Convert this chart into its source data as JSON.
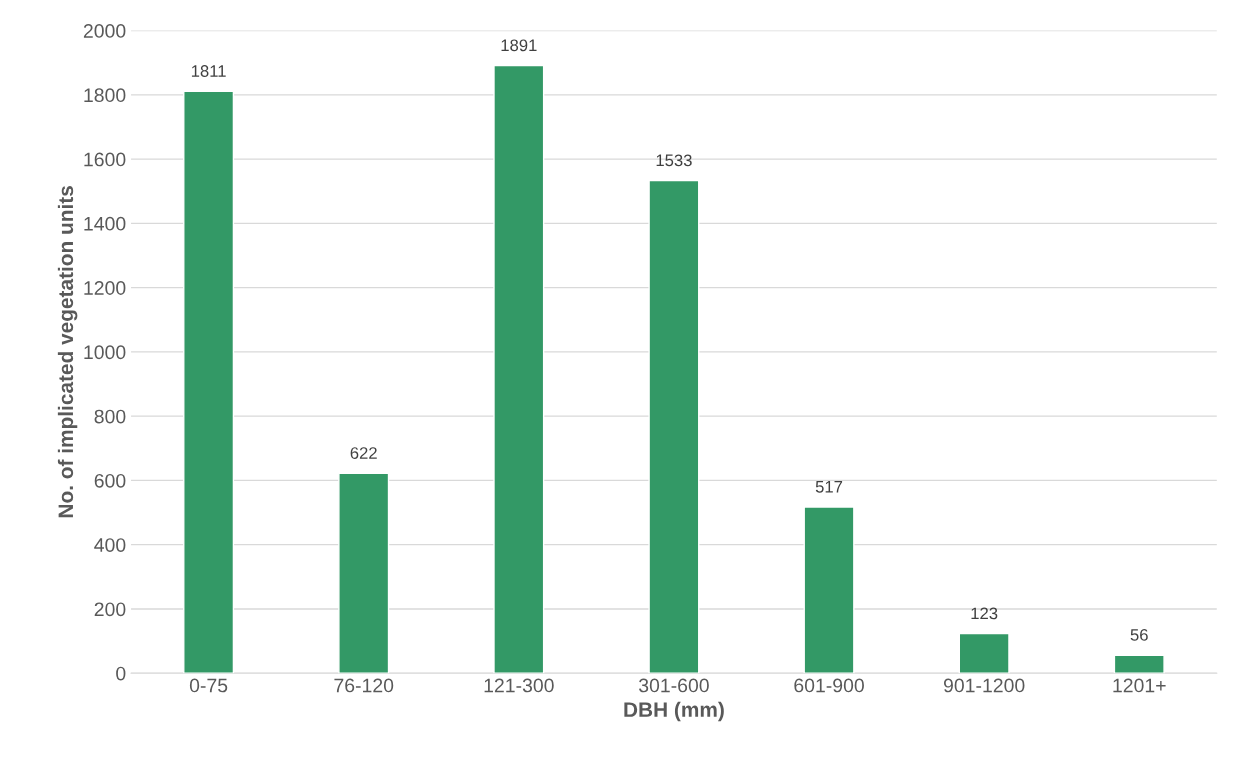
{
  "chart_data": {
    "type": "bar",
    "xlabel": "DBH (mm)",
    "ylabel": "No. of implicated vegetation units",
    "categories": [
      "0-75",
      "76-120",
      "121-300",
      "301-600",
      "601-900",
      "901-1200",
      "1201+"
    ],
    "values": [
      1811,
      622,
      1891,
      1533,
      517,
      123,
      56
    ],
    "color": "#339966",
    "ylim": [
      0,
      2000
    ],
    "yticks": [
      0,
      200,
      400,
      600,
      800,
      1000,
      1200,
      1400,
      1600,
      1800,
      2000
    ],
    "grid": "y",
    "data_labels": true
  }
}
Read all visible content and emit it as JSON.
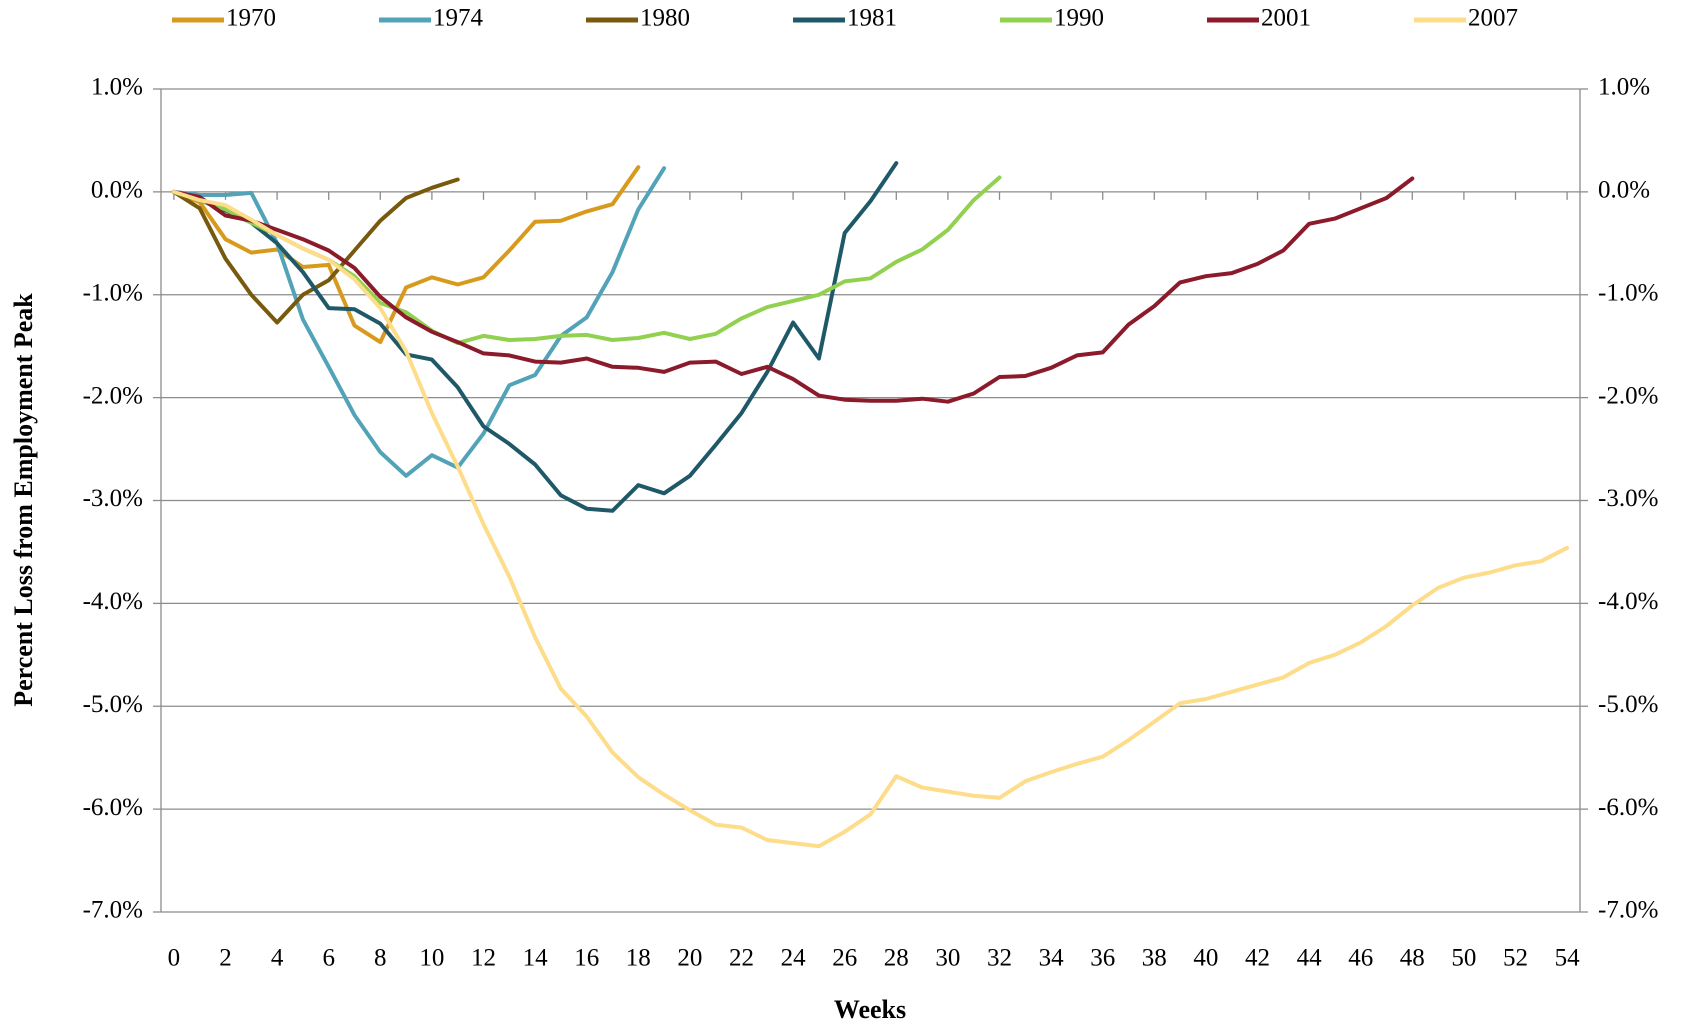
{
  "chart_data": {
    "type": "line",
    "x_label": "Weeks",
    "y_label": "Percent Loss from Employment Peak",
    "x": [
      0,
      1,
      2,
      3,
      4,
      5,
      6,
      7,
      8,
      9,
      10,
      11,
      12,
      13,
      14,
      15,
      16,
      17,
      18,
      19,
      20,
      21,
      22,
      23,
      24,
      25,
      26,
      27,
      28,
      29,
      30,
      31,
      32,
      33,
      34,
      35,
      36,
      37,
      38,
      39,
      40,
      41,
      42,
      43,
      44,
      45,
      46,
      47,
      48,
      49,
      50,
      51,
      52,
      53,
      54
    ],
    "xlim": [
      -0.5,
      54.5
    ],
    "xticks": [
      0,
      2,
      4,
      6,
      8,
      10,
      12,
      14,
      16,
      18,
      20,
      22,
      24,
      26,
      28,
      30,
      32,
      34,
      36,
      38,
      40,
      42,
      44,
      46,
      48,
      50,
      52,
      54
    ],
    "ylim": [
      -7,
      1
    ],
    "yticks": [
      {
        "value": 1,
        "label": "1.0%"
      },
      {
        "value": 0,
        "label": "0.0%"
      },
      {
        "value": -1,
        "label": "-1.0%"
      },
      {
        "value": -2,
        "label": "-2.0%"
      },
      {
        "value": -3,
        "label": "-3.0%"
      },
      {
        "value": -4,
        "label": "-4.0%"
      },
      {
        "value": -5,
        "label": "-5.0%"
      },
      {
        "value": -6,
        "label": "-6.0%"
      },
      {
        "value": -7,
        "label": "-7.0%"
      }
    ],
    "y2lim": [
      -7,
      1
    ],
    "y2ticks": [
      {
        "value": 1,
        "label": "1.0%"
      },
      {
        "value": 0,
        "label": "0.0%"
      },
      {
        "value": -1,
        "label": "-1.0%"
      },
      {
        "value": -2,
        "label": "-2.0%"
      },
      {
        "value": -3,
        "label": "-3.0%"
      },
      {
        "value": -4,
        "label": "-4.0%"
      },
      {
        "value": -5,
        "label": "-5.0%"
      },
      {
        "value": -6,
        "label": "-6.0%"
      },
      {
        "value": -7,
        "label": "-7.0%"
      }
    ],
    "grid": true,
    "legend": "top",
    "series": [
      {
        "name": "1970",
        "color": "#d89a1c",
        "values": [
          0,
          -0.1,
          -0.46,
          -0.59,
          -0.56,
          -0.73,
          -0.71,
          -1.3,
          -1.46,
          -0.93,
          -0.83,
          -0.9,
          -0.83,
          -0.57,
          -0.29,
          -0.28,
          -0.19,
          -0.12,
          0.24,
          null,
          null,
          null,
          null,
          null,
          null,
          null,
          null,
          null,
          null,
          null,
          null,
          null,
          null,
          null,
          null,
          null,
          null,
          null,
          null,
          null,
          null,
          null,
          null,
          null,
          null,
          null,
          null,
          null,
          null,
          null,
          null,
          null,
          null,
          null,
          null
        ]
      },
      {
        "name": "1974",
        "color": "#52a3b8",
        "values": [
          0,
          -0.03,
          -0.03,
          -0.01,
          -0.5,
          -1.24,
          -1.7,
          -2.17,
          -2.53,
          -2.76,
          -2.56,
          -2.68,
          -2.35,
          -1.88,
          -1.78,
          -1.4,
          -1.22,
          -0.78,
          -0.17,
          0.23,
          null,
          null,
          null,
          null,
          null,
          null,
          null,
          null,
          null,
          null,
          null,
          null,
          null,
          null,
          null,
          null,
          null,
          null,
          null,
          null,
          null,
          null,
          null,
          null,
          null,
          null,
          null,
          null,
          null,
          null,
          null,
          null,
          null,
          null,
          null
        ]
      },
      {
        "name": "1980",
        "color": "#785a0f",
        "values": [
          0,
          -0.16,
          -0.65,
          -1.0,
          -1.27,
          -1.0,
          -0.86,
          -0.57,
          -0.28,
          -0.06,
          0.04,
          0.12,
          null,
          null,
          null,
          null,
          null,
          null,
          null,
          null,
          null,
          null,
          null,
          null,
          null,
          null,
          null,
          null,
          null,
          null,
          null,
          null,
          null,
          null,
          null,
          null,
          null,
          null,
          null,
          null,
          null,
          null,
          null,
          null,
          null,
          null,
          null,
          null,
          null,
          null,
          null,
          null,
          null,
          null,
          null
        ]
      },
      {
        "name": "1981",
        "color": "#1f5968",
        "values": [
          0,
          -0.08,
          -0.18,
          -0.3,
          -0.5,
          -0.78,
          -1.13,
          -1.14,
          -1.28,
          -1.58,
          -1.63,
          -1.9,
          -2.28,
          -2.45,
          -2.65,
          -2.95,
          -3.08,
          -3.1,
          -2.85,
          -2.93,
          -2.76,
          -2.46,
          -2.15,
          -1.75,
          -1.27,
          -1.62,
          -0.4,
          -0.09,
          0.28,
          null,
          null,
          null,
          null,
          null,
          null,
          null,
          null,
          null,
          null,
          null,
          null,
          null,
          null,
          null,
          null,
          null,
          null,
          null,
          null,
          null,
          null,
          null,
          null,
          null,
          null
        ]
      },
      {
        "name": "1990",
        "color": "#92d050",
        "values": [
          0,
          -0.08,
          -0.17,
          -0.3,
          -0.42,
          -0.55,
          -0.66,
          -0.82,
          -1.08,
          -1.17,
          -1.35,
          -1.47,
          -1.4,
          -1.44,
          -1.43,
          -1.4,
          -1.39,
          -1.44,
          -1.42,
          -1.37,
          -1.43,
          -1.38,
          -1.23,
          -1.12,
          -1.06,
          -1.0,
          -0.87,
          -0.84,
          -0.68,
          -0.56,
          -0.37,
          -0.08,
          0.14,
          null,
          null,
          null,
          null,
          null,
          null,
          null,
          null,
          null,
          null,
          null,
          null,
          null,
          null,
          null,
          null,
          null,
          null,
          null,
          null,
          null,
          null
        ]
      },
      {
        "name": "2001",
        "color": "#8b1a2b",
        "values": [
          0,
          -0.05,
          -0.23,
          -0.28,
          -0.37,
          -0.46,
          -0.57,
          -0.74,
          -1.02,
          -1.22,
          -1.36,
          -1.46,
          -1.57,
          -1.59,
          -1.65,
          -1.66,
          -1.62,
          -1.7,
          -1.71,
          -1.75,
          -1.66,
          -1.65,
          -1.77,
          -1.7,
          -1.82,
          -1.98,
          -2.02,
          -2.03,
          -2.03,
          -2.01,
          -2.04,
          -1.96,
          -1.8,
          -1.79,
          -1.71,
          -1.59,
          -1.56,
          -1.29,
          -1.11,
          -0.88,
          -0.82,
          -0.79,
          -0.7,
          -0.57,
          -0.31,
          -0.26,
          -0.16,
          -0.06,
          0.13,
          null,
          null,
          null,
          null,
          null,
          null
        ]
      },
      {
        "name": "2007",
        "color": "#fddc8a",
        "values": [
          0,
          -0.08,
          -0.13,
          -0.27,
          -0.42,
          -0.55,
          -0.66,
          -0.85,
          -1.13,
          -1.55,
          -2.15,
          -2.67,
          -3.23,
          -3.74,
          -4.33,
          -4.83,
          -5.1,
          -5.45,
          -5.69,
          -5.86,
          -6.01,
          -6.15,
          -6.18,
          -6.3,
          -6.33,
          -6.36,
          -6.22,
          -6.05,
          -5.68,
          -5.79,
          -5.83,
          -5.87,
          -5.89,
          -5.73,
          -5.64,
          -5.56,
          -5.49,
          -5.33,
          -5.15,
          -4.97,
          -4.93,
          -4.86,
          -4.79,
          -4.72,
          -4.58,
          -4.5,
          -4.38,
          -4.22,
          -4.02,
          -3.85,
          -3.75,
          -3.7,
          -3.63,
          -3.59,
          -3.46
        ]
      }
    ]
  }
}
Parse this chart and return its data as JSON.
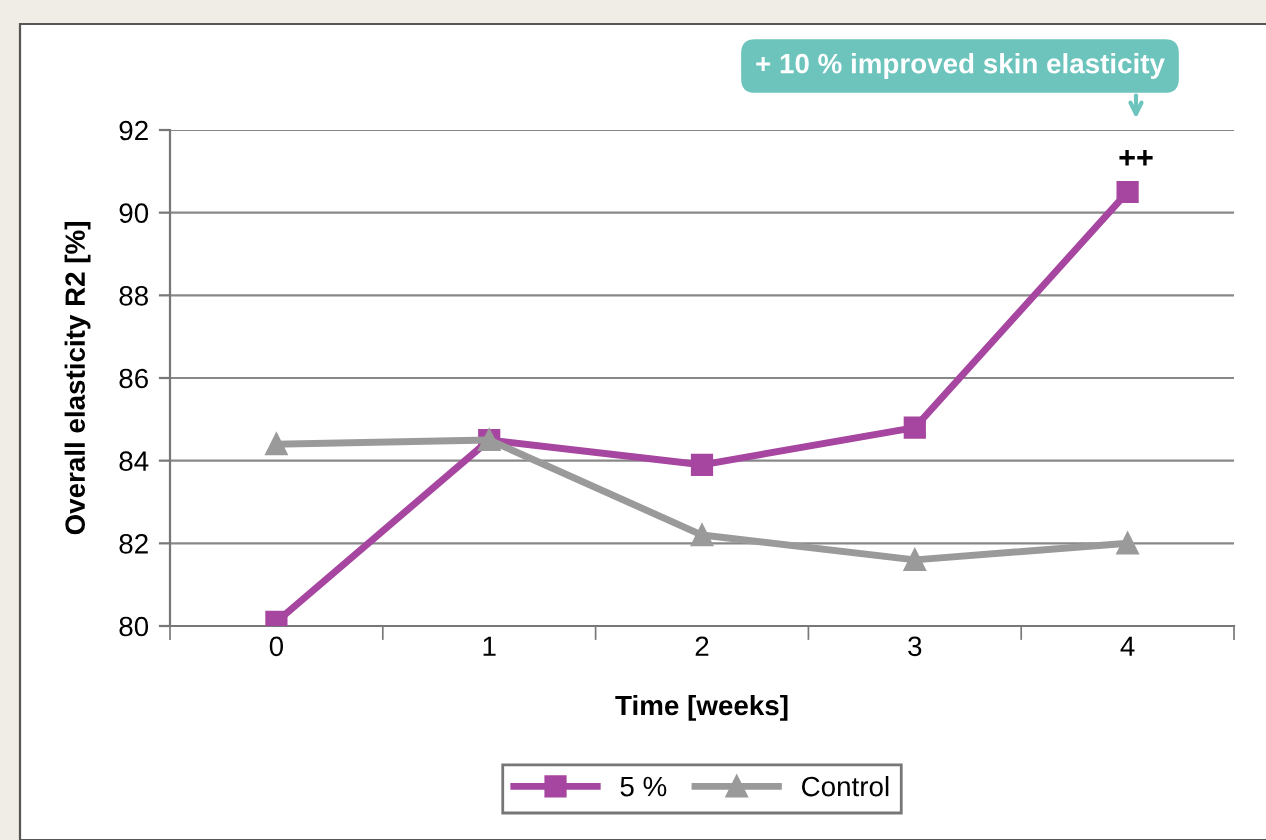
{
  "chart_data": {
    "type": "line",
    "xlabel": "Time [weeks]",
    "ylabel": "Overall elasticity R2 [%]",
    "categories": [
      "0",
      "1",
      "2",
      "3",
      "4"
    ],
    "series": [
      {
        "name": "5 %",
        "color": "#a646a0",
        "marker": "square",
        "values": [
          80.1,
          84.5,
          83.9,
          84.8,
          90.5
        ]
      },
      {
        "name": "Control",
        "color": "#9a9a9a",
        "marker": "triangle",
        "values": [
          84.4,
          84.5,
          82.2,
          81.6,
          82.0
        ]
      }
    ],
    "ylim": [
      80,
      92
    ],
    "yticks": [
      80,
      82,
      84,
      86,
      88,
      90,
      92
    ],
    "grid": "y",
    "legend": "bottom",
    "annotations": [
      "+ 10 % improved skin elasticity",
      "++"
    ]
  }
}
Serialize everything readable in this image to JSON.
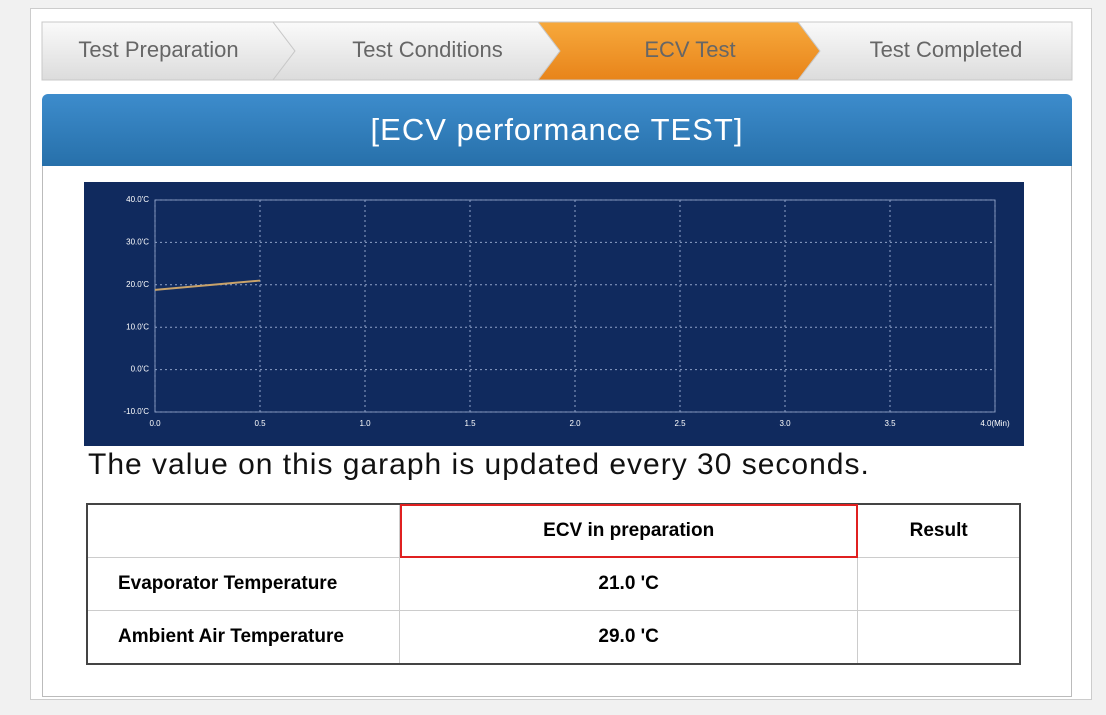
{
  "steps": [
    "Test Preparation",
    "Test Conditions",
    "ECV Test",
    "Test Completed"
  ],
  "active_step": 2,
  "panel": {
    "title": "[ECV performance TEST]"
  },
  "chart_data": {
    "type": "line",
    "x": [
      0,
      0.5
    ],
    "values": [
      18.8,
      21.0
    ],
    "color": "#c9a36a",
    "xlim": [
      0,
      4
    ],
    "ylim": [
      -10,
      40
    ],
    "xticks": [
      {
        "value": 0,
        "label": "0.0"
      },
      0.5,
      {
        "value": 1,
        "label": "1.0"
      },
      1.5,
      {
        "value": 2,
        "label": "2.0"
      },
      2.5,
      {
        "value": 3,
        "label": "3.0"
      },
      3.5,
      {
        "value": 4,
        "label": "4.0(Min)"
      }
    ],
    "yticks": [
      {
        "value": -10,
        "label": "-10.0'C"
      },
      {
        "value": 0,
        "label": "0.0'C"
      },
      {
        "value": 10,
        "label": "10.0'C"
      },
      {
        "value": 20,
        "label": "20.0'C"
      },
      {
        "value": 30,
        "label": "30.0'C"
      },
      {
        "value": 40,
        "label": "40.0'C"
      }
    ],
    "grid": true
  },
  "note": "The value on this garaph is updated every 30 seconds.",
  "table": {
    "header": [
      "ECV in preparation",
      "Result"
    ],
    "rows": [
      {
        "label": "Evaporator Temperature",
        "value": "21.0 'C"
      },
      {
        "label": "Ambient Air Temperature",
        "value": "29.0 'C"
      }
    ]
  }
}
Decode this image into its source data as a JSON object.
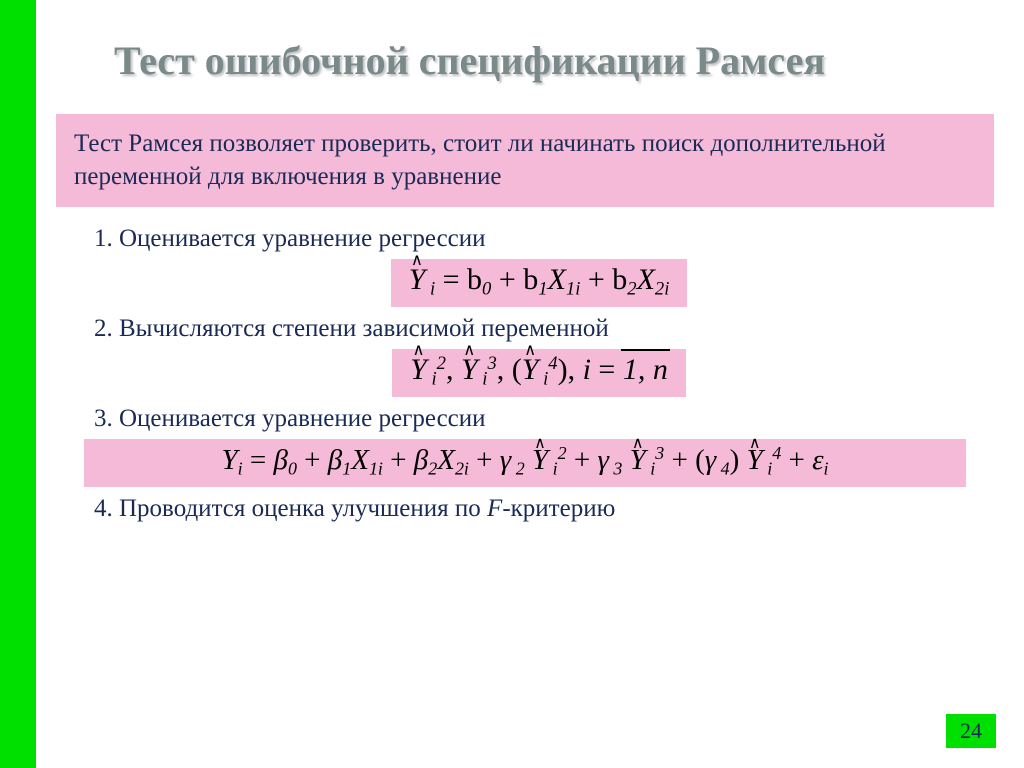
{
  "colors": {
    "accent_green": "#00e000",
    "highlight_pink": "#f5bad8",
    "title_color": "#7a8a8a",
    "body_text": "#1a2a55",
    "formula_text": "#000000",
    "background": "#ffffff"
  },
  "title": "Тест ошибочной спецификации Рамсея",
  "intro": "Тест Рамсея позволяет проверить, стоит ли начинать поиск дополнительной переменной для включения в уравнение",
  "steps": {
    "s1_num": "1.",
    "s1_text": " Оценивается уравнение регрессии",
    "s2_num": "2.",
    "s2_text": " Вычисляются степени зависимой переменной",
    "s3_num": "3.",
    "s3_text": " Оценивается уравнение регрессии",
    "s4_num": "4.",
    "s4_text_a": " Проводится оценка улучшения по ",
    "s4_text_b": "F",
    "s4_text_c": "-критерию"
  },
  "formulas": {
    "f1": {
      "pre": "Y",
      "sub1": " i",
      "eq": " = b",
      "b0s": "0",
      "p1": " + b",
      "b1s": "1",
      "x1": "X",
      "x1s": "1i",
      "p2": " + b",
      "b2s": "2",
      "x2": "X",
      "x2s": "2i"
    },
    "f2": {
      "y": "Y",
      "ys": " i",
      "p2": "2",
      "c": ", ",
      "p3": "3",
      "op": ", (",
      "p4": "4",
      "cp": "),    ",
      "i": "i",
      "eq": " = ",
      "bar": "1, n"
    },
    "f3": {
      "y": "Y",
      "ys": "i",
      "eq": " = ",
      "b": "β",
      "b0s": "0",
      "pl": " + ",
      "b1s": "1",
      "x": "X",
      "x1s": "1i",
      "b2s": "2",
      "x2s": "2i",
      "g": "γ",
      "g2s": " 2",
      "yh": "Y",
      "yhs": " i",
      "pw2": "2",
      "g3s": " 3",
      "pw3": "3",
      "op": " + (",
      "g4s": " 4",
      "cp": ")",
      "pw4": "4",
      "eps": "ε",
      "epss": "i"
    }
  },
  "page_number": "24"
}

———

◆ Your goal: Using the listing, copy every line where the word "image" shows up.

◆ Answer to this problem:
Serialize everything readable in this image to JSON.
Decode this image into its source data as a JSON object.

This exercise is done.